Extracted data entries
________________
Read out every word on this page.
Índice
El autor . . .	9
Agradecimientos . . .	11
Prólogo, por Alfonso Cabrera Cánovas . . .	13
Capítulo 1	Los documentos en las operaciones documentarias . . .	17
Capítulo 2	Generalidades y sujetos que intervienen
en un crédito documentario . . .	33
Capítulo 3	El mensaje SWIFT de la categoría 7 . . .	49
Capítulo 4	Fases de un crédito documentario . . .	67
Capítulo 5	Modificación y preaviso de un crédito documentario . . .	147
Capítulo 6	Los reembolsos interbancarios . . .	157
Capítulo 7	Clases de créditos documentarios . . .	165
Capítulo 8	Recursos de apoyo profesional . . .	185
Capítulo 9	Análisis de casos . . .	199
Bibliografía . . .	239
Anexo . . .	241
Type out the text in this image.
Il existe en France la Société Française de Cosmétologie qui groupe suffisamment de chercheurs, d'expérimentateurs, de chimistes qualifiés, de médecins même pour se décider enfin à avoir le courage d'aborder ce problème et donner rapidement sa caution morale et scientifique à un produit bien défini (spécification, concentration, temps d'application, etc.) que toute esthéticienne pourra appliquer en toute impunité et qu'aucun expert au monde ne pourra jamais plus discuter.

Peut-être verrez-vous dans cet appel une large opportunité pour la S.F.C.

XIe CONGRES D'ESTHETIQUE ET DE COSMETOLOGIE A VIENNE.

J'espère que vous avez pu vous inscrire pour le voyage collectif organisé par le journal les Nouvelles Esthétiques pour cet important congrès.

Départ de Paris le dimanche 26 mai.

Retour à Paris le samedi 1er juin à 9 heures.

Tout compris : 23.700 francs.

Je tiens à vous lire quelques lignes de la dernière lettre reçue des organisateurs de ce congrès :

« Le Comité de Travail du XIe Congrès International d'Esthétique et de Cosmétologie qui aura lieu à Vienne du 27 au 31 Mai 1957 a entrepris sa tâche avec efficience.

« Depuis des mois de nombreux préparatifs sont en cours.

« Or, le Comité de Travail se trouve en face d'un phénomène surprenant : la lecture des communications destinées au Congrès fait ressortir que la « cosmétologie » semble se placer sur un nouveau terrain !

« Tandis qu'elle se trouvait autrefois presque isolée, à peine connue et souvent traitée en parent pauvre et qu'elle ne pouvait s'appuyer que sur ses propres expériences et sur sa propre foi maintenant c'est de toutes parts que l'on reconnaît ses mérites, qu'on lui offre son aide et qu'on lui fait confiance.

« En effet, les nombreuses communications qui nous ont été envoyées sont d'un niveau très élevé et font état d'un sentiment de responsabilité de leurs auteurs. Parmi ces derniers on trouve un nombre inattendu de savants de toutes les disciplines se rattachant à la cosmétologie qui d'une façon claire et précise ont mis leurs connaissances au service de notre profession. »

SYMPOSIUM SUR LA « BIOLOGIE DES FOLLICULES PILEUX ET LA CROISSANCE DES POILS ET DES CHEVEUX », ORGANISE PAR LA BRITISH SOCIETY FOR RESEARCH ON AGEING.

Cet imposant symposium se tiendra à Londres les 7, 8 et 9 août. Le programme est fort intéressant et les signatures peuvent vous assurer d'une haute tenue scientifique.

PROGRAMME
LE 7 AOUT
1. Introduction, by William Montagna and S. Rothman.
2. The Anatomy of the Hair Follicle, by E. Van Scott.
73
________________
The records above should all be quoted exactly, please.

> Exercise solution
Read out every word on this page.
Índice
El autor . . .	9
Agradecimientos . . .	11
Prólogo, por Alfonso Cabrera Cánovas . . .	13
Capítulo 1	Los documentos en las operaciones documentarias . . .	17
Capítulo 2	Generalidades y sujetos que intervienen
en un crédito documentario . . .	33
Capítulo 3	El mensaje SWIFT de la categoría 7 . . .	49
Capítulo 4	Fases de un crédito documentario . . .	67
Capítulo 5	Modificación y preaviso de un crédito documentario . . .	147
Capítulo 6	Los reembolsos interbancarios . . .	157
Capítulo 7	Clases de créditos documentarios . . .	165
Capítulo 8	Recursos de apoyo profesional . . .	185
Capítulo 9	Análisis de casos . . .	199
Bibliografía . . .	239
Anexo . . .	241
Type out the text in this image.
Il existe en France la Société Française de Cosmétologie qui groupe suffisamment de chercheurs, d'expérimentateurs, de chimistes qualifiés, de médecins même pour se décider enfin à avoir le courage d'aborder ce problème et donner rapidement sa caution morale et scientifique à un produit bien défini (spécification, concentration, temps d'application, etc.) que toute esthéticienne pourra appliquer en toute impunité et qu'aucun expert au monde ne pourra jamais plus discuter.

Peut-être verrez-vous dans cet appel une large opportunité pour la S.F.C.

XIe CONGRES D'ESTHETIQUE ET DE COSMETOLOGIE A VIENNE.

J'espère que vous avez pu vous inscrire pour le voyage collectif organisé par le journal les Nouvelles Esthétiques pour cet important congrès.

Départ de Paris le dimanche 26 mai.

Retour à Paris le samedi 1er juin à 9 heures.

Tout compris : 23.700 francs.

Je tiens à vous lire quelques lignes de la dernière lettre reçue des organisateurs de ce congrès :

« Le Comité de Travail du XIe Congrès International d'Esthétique et de Cosmétologie qui aura lieu à Vienne du 27 au 31 Mai 1957 a entrepris sa tâche avec efficience.

« Depuis des mois de nombreux préparatifs sont en cours.

« Or, le Comité de Travail se trouve en face d'un phénomène surprenant : la lecture des communications destinées au Congrès fait ressortir que la « cosmétologie » semble se placer sur un nouveau terrain !

« Tandis qu'elle se trouvait autrefois presque isolée, à peine connue et souvent traitée en parent pauvre et qu'elle ne pouvait s'appuyer que sur ses propres expériences et sur sa propre foi maintenant c'est de toutes parts que l'on reconnaît ses mérites, qu'on lui offre son aide et qu'on lui fait confiance.

« En effet, les nombreuses communications qui nous ont été envoyées sont d'un niveau très élevé et font état d'un sentiment de responsabilité de leurs auteurs. Parmi ces derniers on trouve un nombre inattendu de savants de toutes les disciplines se rattachant à la cosmétologie qui d'une façon claire et précise ont mis leurs connaissances au service de notre profession. »

SYMPOSIUM SUR LA « BIOLOGIE DES FOLLICULES PILEUX ET LA CROISSANCE DES POILS ET DES CHEVEUX », ORGANISE PAR LA BRITISH SOCIETY FOR RESEARCH ON AGEING.

Cet imposant symposium se tiendra à Londres les 7, 8 et 9 août. Le programme est fort intéressant et les signatures peuvent vous assurer d'une haute tenue scientifique.

PROGRAMME
LE 7 AOUT
1. Introduction, by William Montagna and S. Rothman.
2. The Anatomy of the Hair Follicle, by E. Van Scott.
73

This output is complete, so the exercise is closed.